* [Given exercise 1]:
In the passage on Christmas and the culture war, what share of Americans still profess to be Christians?
* [Given exercise 2]:
Retype the passage on Christmas between "People who indulge" and "gates of heaven.", inclusive.

* [Document section]:
People who indulge in such conduct invariably claim to be champions of the First Amendment, exercising their right of free speech to maintain a separation of church and state.
They are partly right. The First Amendment does protect what they are doing. But what they are doing is engaging in hate speech and anti-Christian bigotry. For what is the purpose of what they are about, if not to wound, offend, insult and mock fellow Americans celebrating the happiest day of their calendar year?
Consider what this day means to a believing Christian.
It is a time and a day set aside to celebrate the nativity, the birth of Christ, whom Christians believe to be the Son of God and their Savior who gave his life on the cross to redeem mankind and open the gates of heaven.
Even if a man disbelieves this, why would he interfere with or deny his fellow countrymen, three in four of whom still profess to be Christians, their right to celebrate in public this joyous occasion?
This mockery and hatred of Christmas testifies not only to the character of those who engage in it, it says something as well about who is winning the culture war for the soul of America.
Not long ago, the Supreme Court (1892) and three U.S. presidents -- Woodrow Wilson, Harry Truman and Jimmy Carter -- all declared America to be a "Christian nation."

* [Stored rows]:
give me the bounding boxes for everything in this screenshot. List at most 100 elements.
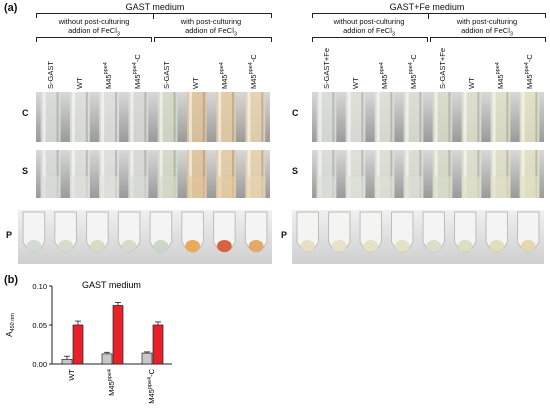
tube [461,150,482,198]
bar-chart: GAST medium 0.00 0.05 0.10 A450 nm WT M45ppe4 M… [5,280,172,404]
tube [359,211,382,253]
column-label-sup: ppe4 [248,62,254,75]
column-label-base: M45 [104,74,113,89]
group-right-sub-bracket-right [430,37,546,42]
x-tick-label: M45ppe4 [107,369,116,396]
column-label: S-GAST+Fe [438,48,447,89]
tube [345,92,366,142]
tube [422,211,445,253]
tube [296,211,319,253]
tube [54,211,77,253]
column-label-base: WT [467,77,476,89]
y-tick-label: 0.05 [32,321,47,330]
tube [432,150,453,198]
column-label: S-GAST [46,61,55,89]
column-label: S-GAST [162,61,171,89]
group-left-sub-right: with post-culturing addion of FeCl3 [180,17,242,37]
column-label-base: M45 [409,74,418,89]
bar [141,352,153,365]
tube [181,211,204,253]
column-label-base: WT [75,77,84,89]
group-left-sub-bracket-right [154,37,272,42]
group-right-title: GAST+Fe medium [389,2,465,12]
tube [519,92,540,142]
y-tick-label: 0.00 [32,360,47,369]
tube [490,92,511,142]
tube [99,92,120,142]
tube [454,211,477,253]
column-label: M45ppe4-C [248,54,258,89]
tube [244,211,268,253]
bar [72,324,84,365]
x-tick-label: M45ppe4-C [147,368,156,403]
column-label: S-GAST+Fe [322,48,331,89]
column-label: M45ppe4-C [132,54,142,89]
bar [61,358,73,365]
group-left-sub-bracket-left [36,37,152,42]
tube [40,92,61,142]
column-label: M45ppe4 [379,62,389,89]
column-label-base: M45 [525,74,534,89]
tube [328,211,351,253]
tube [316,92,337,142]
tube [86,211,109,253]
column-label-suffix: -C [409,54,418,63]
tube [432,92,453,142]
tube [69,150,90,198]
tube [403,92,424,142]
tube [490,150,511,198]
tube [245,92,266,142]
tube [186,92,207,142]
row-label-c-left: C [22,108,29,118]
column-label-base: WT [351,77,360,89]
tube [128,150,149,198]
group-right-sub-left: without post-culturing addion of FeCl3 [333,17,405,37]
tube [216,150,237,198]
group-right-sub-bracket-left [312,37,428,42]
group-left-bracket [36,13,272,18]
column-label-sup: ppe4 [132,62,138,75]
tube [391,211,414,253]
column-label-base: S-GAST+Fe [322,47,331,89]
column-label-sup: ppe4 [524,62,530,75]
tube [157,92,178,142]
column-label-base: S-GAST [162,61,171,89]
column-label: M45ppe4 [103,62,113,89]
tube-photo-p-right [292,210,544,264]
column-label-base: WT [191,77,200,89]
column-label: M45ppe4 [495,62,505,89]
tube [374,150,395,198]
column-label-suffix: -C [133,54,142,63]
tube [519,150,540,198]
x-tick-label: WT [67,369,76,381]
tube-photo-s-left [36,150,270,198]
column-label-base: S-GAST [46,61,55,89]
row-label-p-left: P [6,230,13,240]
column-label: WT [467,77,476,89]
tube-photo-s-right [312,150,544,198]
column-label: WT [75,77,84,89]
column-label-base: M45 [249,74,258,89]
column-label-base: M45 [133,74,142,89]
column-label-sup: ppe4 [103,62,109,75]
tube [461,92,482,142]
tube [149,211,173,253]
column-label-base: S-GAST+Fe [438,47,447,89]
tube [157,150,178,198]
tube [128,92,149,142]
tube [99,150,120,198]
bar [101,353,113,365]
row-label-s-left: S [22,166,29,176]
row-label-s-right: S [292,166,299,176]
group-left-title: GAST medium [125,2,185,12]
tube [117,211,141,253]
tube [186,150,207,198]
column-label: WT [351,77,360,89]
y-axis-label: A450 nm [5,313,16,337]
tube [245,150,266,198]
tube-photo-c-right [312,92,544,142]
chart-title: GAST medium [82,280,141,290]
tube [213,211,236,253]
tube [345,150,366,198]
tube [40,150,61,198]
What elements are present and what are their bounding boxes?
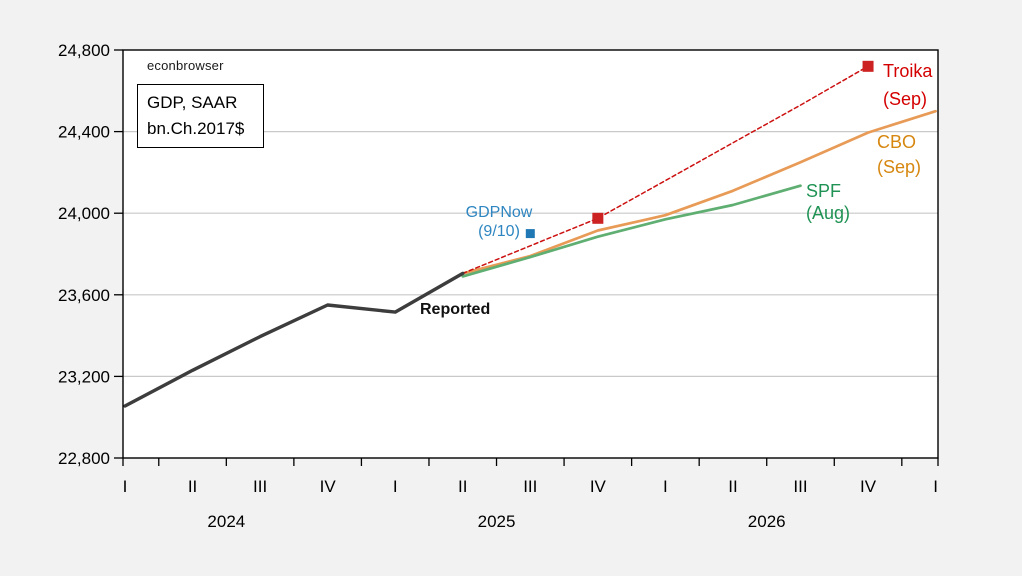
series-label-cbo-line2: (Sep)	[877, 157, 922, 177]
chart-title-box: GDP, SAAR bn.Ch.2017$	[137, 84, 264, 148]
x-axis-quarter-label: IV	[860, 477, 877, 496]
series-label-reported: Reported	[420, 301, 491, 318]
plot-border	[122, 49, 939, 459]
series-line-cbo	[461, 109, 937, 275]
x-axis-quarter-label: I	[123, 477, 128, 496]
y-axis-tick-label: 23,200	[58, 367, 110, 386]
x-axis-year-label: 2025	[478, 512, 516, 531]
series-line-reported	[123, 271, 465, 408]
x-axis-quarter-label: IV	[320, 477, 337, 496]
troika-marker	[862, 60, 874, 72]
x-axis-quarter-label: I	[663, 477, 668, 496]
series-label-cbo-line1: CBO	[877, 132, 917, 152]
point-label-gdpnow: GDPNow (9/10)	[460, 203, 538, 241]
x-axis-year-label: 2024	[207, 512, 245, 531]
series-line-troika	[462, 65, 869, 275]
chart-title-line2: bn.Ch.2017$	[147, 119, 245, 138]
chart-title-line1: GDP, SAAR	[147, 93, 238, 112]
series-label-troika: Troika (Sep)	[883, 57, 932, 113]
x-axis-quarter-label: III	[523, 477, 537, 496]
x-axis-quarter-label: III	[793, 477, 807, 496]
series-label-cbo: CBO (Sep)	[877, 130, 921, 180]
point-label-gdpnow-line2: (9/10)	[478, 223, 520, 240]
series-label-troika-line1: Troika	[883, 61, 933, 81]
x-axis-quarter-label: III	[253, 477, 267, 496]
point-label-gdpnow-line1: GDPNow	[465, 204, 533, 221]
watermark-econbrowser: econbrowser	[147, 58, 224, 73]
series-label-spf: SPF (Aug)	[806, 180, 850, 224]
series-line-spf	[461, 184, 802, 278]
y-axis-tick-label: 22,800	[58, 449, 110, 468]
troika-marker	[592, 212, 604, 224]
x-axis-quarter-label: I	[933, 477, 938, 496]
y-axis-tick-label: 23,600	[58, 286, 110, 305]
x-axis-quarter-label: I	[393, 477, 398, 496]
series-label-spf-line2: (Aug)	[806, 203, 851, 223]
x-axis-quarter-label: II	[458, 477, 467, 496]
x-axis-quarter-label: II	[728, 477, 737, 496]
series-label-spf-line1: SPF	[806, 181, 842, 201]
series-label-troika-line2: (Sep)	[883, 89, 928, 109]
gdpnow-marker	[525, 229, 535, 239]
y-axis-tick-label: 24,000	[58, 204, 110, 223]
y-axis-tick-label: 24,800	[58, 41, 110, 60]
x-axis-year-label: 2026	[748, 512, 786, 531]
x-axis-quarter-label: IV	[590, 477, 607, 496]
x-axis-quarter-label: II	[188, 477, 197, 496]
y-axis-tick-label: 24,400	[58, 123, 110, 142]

* [Written answer 1]:
Three in four.

* [Written answer 2]:
People who indulge in such conduct invariably claim to be champions of the First Amendment, exercising their right of free speech to maintain a separation of church and state.
They are partly right. The First Amendment does protect what they are doing. But what they are doing is engaging in hate speech and anti-Christian bigotry. For what is the purpose of what they are about, if not to wound, offend, insult and mock fellow Americans celebrating the happiest day of their calendar year?
Consider what this day means to a believing Christian.
It is a time and a day set aside to celebrate the nativity, the birth of Christ, whom Christians believe to be the Son of God and their Savior who gave his life on the cross to redeem mankind and open the gates of heaven.